**Task details:** Of all the lines in the material, how many contain the word "available"? State the number alone.

--- BEGIN ---

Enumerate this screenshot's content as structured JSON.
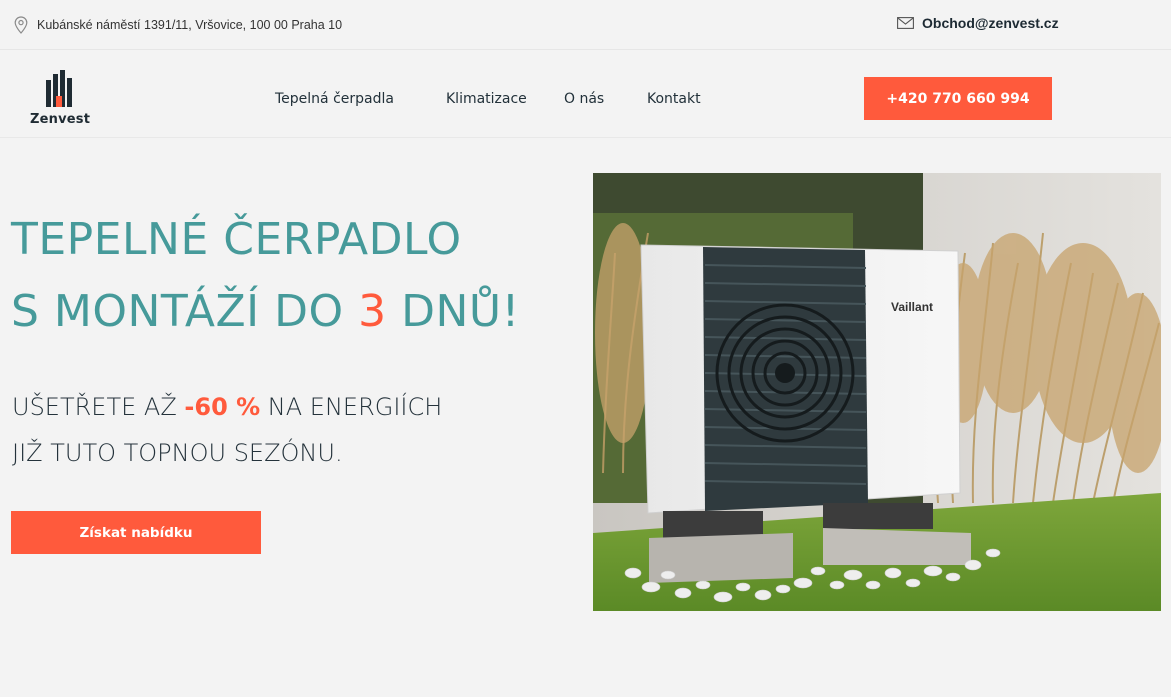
{
  "topbar": {
    "address": "Kubánské náměstí 1391/11, Vršovice, 100 00 Praha 10",
    "address_icon": "map-pin-icon",
    "email": "Obchod@zenvest.cz",
    "email_icon": "envelope-icon"
  },
  "nav": {
    "logo_text": "Zenvest",
    "items": [
      "Tepelná čerpadla",
      "Klimatizace",
      "O nás",
      "Kontakt"
    ],
    "phone": "+420 770 660 994"
  },
  "hero": {
    "title_line1": "TEPELNÉ ČERPADLO",
    "title_line2_pre": "S MONTÁŽÍ DO ",
    "title_line2_num": "3",
    "title_line2_post": " DNŮ!",
    "sub_line1_pre": "UŠETŘETE AŽ ",
    "sub_line1_pct": "-60 %",
    "sub_line1_post": " NA ENERGIÍCH",
    "sub_line2": "JIŽ TUTO TOPNOU SEZÓNU.",
    "cta": "Získat nabídku",
    "photo_brand": "Vaillant"
  },
  "colors": {
    "accent": "#ff5a3c",
    "teal": "#469a9a",
    "background": "#f3f3f3"
  }
}
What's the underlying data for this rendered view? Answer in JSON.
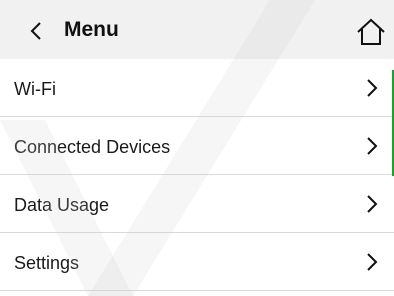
{
  "header": {
    "title": "Menu",
    "back_icon": "chevron-left-icon",
    "home_icon": "home-icon",
    "background": "#f1f1f1"
  },
  "menu": {
    "items": [
      {
        "label": "Wi-Fi",
        "icon": "chevron-right-icon"
      },
      {
        "label": "Connected Devices",
        "icon": "chevron-right-icon"
      },
      {
        "label": "Data Usage",
        "icon": "chevron-right-icon"
      },
      {
        "label": "Settings",
        "icon": "chevron-right-icon"
      }
    ]
  },
  "colors": {
    "accent": "#1aa22e",
    "divider": "#d9d9d9",
    "text": "#1a1a1a"
  }
}
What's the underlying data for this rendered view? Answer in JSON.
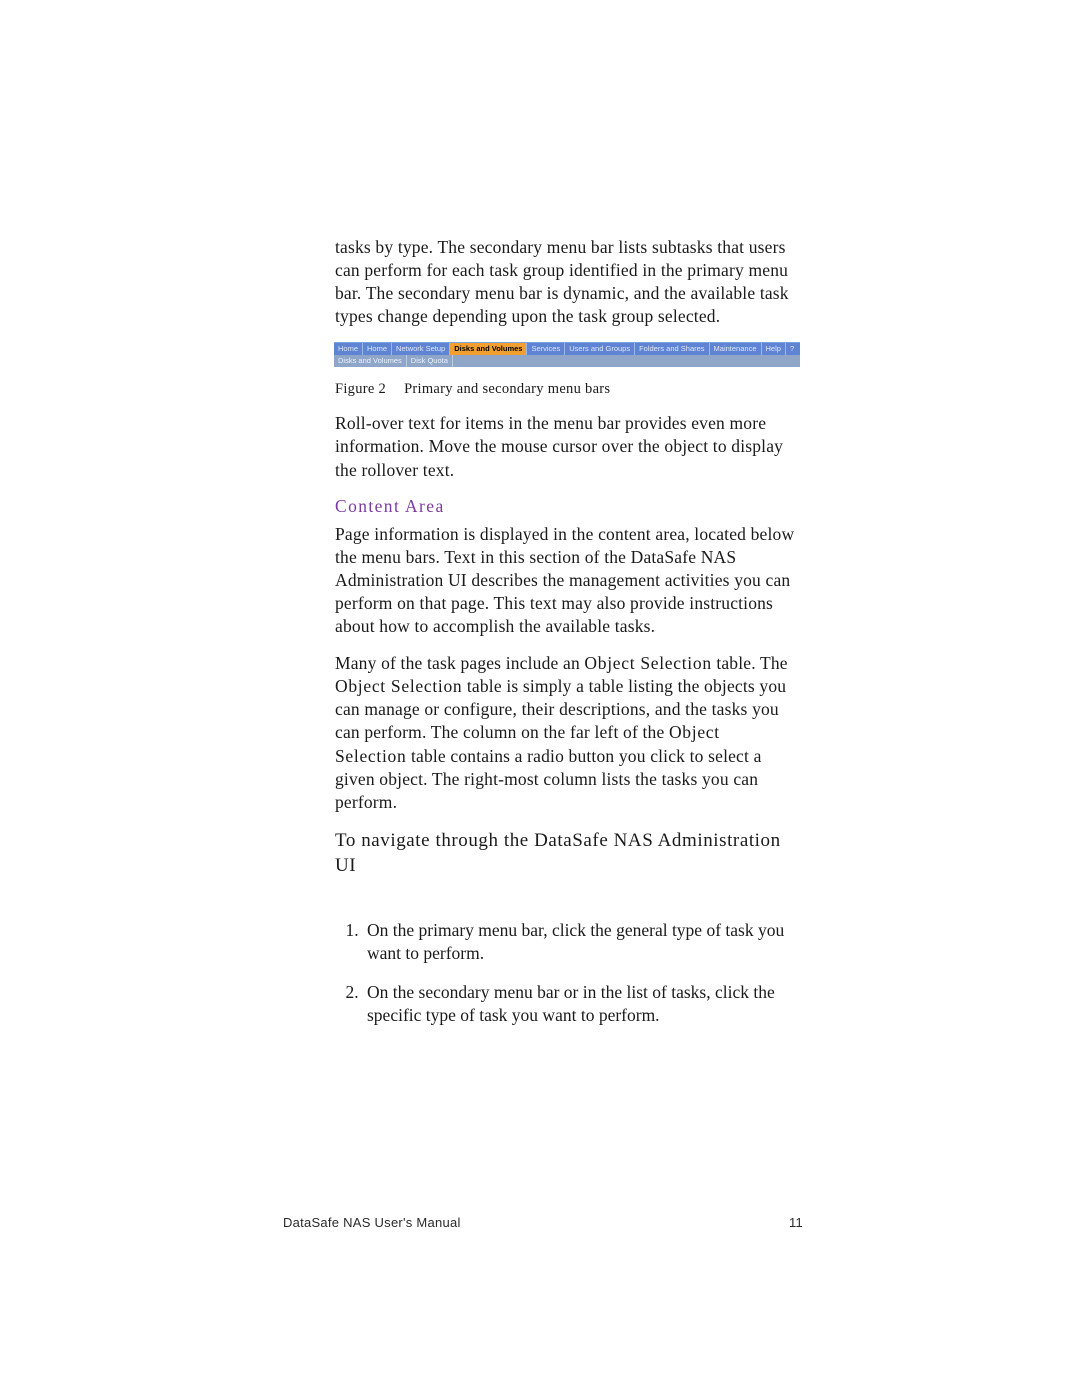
{
  "para_intro": "tasks by type. The secondary menu bar lists subtasks that users can perform for each task group identified in the primary menu bar. The secondary menu bar is dynamic, and the available task types change depending upon the task group selected.",
  "menubar": {
    "primary": [
      "Home",
      "Home",
      "Network Setup",
      "Disks and Volumes",
      "Services",
      "Users and Groups",
      "Folders and Shares",
      "Maintenance",
      "Help",
      "?"
    ],
    "primary_active_index": 3,
    "secondary": [
      "Disks and Volumes",
      "Disk Quota"
    ]
  },
  "caption": {
    "prefix": "Figure 2",
    "text": "Primary and secondary menu bars"
  },
  "para_rollover": "Roll-over text for items in the menu bar provides even more information. Move the mouse cursor over the object to display the rollover text.",
  "section_head": "Content Area",
  "para_content1": "Page information is displayed in the content area, located below the menu bars. Text in this section of the DataSafe NAS Administration UI describes the management activities you can perform on that page. This text may also provide instructions about how to accomplish the available tasks.",
  "objsel": {
    "s1": "Many of the task pages include an ",
    "os1": "Object Selection",
    "s2": " table. The ",
    "os2": "Object Selection",
    "s3": " table is simply a table listing the objects you can manage or configure, their descriptions, and the tasks you can perform. The column on the far left of the ",
    "os3": "Object Selection",
    "s4": " table contains a radio button you click to select a given object. The right-most column lists the tasks you can perform."
  },
  "subhead": "To navigate through the DataSafe NAS Administration UI",
  "steps": [
    "On the primary menu bar, click the general type of task you want to perform.",
    "On the secondary menu bar or in the list of tasks, click the specific type of task you want to perform."
  ],
  "footer": {
    "doc": "DataSafe NAS User's Manual",
    "page": "11"
  }
}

--- END ---

**Task output:** 2